# START OF Text excerpt

This book is based on the idea that instruction carries in-built risks, and instructional practices can be counterproductive unless used with care. Referencing a wide range of approaches to increasing effectiveness, Instructional Risk provides an explanation of why some forms of instruction are less powerful than they should be. Elaborating on rather than advising against these forms of instruction, it illustrates how teachers can use instructional practices effectively through managing risk and being adaptive in their use of them in the many and dynamic microsystems of the classroom.
The book is unique in bringing together disparate evidence from a range of research areas and across core curriculum areas of English Language Arts, mathematics and science, for a theory of `Instructional Risk'; the basic proposition for which is that instructional approaches carry known and predictable risks. The book focuses on the expertise required to overcome risks, which are exaggerated for children from communities not well served by our schools. The book is also a critique of research that is 'programmatic' and limited to experimental evidence and summaries of that evidence which are uncritically developed into statements about `What Works'.

# END OF Text excerpt
# START OF Available data

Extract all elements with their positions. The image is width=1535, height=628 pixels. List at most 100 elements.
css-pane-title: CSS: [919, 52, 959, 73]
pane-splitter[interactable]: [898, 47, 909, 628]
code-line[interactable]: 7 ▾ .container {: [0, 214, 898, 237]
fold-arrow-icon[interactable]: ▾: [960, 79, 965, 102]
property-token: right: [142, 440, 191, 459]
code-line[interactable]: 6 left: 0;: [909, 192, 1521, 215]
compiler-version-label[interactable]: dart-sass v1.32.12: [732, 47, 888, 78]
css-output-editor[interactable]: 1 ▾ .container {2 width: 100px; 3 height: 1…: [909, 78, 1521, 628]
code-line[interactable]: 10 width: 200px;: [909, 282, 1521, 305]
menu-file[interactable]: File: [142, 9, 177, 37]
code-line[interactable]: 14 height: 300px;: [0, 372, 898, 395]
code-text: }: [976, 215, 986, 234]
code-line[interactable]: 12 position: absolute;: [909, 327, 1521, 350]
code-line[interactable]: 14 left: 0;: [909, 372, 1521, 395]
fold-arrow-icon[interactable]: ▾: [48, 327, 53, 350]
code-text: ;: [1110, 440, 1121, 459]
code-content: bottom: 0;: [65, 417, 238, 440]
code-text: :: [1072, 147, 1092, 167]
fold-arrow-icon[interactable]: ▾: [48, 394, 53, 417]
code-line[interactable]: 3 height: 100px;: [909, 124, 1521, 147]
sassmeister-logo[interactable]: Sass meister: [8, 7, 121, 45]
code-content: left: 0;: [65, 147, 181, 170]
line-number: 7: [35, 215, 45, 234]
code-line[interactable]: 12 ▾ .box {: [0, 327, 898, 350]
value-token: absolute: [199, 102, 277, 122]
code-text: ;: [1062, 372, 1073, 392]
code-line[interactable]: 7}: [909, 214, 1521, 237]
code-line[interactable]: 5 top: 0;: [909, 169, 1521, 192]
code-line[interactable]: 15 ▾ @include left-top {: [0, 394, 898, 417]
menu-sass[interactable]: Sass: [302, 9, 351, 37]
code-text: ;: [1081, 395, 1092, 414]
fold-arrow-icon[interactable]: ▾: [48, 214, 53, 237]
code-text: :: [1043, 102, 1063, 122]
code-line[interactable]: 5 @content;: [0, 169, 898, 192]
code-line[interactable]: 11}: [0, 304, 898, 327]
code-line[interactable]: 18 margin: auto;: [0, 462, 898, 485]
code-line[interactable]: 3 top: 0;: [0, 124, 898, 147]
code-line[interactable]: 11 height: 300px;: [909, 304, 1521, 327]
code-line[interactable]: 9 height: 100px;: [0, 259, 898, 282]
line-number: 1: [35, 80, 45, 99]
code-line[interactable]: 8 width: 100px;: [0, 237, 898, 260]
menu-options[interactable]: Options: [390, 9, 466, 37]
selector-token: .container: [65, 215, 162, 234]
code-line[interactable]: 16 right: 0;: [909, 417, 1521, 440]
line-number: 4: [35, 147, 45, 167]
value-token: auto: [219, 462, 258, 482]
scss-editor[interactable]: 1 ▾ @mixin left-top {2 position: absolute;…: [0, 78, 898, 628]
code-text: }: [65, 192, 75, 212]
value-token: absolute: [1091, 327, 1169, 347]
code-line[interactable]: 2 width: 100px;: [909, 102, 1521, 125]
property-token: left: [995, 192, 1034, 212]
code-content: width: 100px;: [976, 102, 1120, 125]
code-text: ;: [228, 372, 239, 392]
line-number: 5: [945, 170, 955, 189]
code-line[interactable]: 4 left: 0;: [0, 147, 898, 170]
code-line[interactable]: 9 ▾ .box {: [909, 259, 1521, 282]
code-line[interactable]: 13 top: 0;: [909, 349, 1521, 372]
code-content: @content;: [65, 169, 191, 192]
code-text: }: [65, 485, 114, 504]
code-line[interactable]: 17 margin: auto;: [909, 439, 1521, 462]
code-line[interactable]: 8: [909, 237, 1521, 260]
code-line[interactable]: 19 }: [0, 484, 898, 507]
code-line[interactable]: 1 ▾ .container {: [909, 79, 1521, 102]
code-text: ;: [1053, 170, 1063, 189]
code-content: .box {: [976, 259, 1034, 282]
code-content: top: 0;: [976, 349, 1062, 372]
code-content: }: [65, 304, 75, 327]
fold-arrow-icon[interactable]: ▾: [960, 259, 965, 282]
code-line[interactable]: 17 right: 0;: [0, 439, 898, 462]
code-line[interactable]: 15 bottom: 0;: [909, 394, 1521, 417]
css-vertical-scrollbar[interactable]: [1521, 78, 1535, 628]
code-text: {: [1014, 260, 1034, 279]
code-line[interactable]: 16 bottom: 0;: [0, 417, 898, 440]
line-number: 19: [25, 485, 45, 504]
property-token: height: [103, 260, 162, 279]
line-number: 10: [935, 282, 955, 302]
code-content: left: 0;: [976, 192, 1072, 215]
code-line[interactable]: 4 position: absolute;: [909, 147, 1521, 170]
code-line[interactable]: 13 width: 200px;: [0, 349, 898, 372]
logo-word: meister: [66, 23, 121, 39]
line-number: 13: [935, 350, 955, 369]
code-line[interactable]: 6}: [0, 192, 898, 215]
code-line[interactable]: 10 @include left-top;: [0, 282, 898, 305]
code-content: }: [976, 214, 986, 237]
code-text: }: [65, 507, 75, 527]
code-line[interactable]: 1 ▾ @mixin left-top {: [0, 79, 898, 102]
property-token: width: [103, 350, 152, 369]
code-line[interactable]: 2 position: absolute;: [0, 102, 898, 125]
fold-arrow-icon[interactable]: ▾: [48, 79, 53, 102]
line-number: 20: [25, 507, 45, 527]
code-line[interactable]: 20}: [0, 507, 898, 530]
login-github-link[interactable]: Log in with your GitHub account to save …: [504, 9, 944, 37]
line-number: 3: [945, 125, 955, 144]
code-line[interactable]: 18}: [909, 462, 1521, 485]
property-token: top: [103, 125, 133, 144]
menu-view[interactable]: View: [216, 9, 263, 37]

# END OF Available data

(Exercise task A): Which core curriculum areas does the book description on instructional risk name?
(Exercise task B): Quote the records from their first line up to and including the line that contains "code-content: bottom: 0;: [65, 417, 238, 440]".

(Response A): English Language Arts, mathematics, science

(Response B):
Extract all elements with their positions. The image is width=1535, height=628 pixels. List at most 100 elements.
css-pane-title: CSS: [919, 52, 959, 73]
pane-splitter[interactable]: [898, 47, 909, 628]
code-line[interactable]: 7 ▾ .container {: [0, 214, 898, 237]
fold-arrow-icon[interactable]: ▾: [960, 79, 965, 102]
property-token: right: [142, 440, 191, 459]
code-line[interactable]: 6 left: 0;: [909, 192, 1521, 215]
compiler-version-label[interactable]: dart-sass v1.32.12: [732, 47, 888, 78]
css-output-editor[interactable]: 1 ▾ .container {2 width: 100px; 3 height: 1…: [909, 78, 1521, 628]
code-line[interactable]: 10 width: 200px;: [909, 282, 1521, 305]
menu-file[interactable]: File: [142, 9, 177, 37]
code-line[interactable]: 14 height: 300px;: [0, 372, 898, 395]
code-text: }: [976, 215, 986, 234]
code-line[interactable]: 12 position: absolute;: [909, 327, 1521, 350]
code-line[interactable]: 14 left: 0;: [909, 372, 1521, 395]
fold-arrow-icon[interactable]: ▾: [48, 327, 53, 350]
code-text: ;: [1110, 440, 1121, 459]
code-content: bottom: 0;: [65, 417, 238, 440]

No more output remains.